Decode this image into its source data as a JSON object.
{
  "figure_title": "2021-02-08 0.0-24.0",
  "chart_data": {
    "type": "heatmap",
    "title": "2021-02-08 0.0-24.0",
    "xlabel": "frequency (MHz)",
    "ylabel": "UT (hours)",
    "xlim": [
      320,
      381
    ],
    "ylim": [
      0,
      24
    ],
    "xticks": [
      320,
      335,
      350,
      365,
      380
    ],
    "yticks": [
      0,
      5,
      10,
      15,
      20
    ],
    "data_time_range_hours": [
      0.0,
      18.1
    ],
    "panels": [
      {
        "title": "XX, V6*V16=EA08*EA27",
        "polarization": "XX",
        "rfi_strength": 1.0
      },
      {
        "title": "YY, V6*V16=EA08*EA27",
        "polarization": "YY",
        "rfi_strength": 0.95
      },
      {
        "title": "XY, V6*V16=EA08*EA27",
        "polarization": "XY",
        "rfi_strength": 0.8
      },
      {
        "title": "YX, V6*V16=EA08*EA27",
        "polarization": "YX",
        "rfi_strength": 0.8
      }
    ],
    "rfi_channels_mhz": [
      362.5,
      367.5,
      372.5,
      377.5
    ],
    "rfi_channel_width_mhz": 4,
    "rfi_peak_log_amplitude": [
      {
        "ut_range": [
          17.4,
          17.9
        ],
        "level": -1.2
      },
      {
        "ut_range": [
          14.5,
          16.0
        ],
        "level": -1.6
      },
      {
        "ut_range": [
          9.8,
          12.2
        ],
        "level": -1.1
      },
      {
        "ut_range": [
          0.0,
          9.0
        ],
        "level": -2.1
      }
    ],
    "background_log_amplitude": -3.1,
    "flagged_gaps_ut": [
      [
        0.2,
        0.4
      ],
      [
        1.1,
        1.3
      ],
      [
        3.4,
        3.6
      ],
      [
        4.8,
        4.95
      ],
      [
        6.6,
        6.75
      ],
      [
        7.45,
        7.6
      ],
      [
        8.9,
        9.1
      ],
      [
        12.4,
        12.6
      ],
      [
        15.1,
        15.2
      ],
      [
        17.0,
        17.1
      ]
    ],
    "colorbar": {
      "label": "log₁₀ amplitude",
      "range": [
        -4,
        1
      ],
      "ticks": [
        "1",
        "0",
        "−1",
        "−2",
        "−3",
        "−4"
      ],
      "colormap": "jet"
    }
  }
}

====

What you should do:
Search the data for "polarization" and list every line in which it occurs.

Answer to this task:
        "polarization": "XX",
        "polarization": "YY",
        "polarization": "XY",
        "polarization": "YX",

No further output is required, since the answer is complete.